Reproduce the listing exactly and skip over any pictures.

Saved entries:

_ _ _

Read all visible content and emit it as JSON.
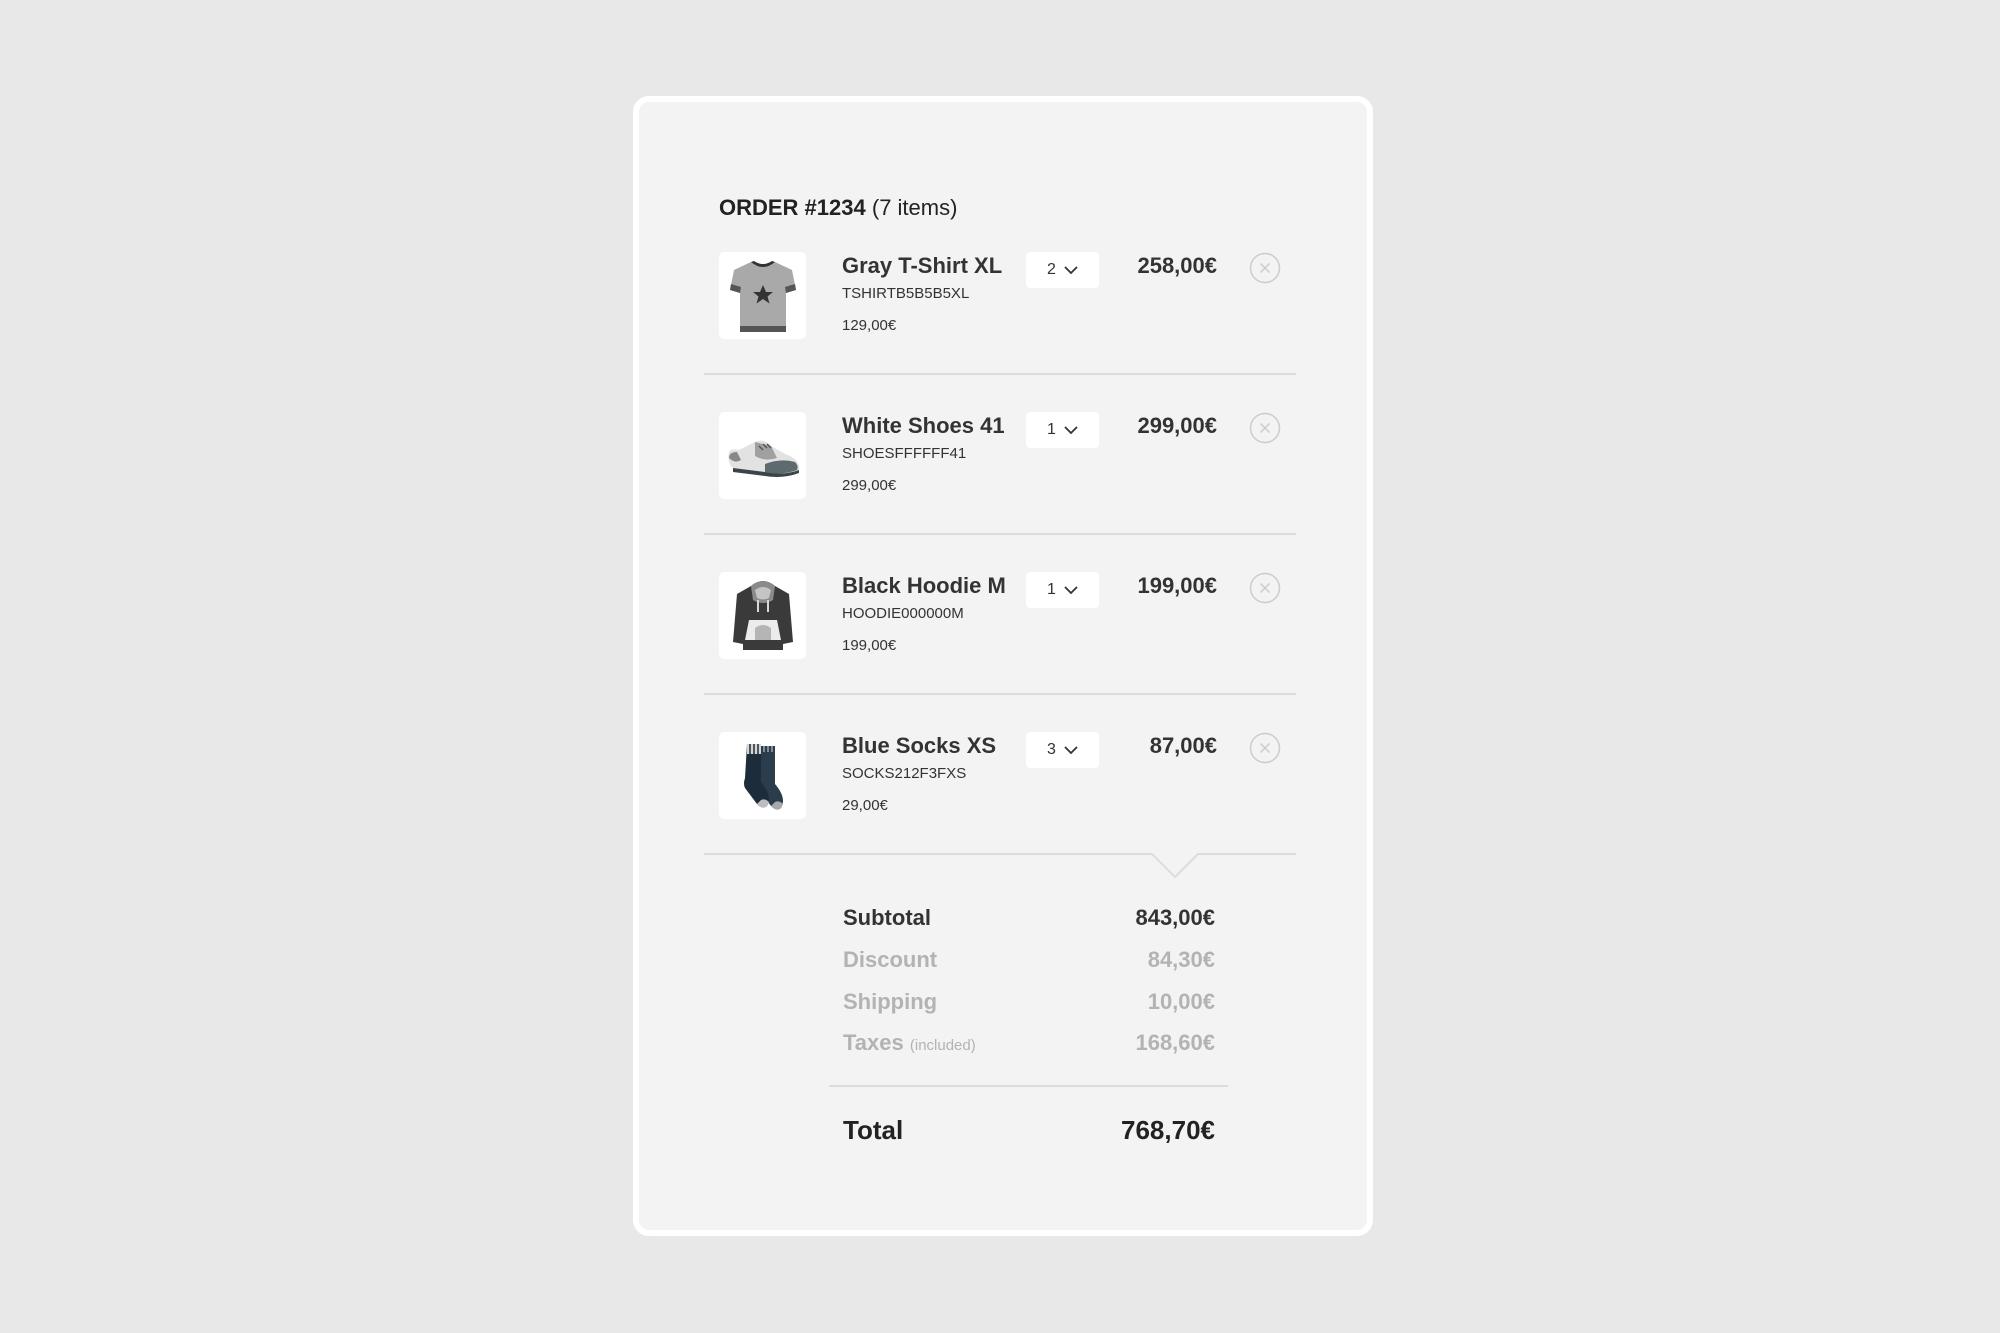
{
  "order": {
    "id_label": "ORDER #1234",
    "items_label": "(7 items)"
  },
  "items": [
    {
      "name": "Gray T-Shirt XL",
      "sku": "TSHIRTB5B5B5XL",
      "unit_price": "129,00€",
      "quantity": "2",
      "total": "258,00€",
      "icon": "t-shirt-icon"
    },
    {
      "name": "White Shoes 41",
      "sku": "SHOESFFFFFF41",
      "unit_price": "299,00€",
      "quantity": "1",
      "total": "299,00€",
      "icon": "shoe-icon"
    },
    {
      "name": "Black Hoodie M",
      "sku": "HOODIE000000M",
      "unit_price": "199,00€",
      "quantity": "1",
      "total": "199,00€",
      "icon": "hoodie-icon"
    },
    {
      "name": "Blue Socks XS",
      "sku": "SOCKS212F3FXS",
      "unit_price": "29,00€",
      "quantity": "3",
      "total": "87,00€",
      "icon": "socks-icon"
    }
  ],
  "summary": {
    "subtotal_label": "Subtotal",
    "subtotal_value": "843,00€",
    "discount_label": "Discount",
    "discount_value": "84,30€",
    "shipping_label": "Shipping",
    "shipping_value": "10,00€",
    "taxes_label": "Taxes",
    "taxes_note": "(included)",
    "taxes_value": "168,60€",
    "total_label": "Total",
    "total_value": "768,70€"
  },
  "colors": {
    "page_background": "#e8e8e8",
    "card_background": "#f3f3f3",
    "card_border": "#ffffff",
    "text_primary": "#333333",
    "text_muted": "#b3b3b3",
    "divider": "#dcdcdc"
  }
}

_ _ _

Task answer:
Read all visible content and emit it as JSON.
{
  "order": {
    "id_label": "ORDER #1234",
    "items_label": "(7 items)"
  },
  "items": [
    {
      "name": "Gray T-Shirt XL",
      "sku": "TSHIRTB5B5B5XL",
      "unit_price": "129,00€",
      "quantity": "2",
      "total": "258,00€",
      "icon": "t-shirt-icon"
    },
    {
      "name": "White Shoes 41",
      "sku": "SHOESFFFFFF41",
      "unit_price": "299,00€",
      "quantity": "1",
      "total": "299,00€",
      "icon": "shoe-icon"
    },
    {
      "name": "Black Hoodie M",
      "sku": "HOODIE000000M",
      "unit_price": "199,00€",
      "quantity": "1",
      "total": "199,00€",
      "icon": "hoodie-icon"
    },
    {
      "name": "Blue Socks XS",
      "sku": "SOCKS212F3FXS",
      "unit_price": "29,00€",
      "quantity": "3",
      "total": "87,00€",
      "icon": "socks-icon"
    }
  ],
  "summary": {
    "subtotal_label": "Subtotal",
    "subtotal_value": "843,00€",
    "discount_label": "Discount",
    "discount_value": "84,30€",
    "shipping_label": "Shipping",
    "shipping_value": "10,00€",
    "taxes_label": "Taxes",
    "taxes_note": "(included)",
    "taxes_value": "168,60€",
    "total_label": "Total",
    "total_value": "768,70€"
  },
  "colors": {
    "page_background": "#e8e8e8",
    "card_background": "#f3f3f3",
    "card_border": "#ffffff",
    "text_primary": "#333333",
    "text_muted": "#b3b3b3",
    "divider": "#dcdcdc"
  }
}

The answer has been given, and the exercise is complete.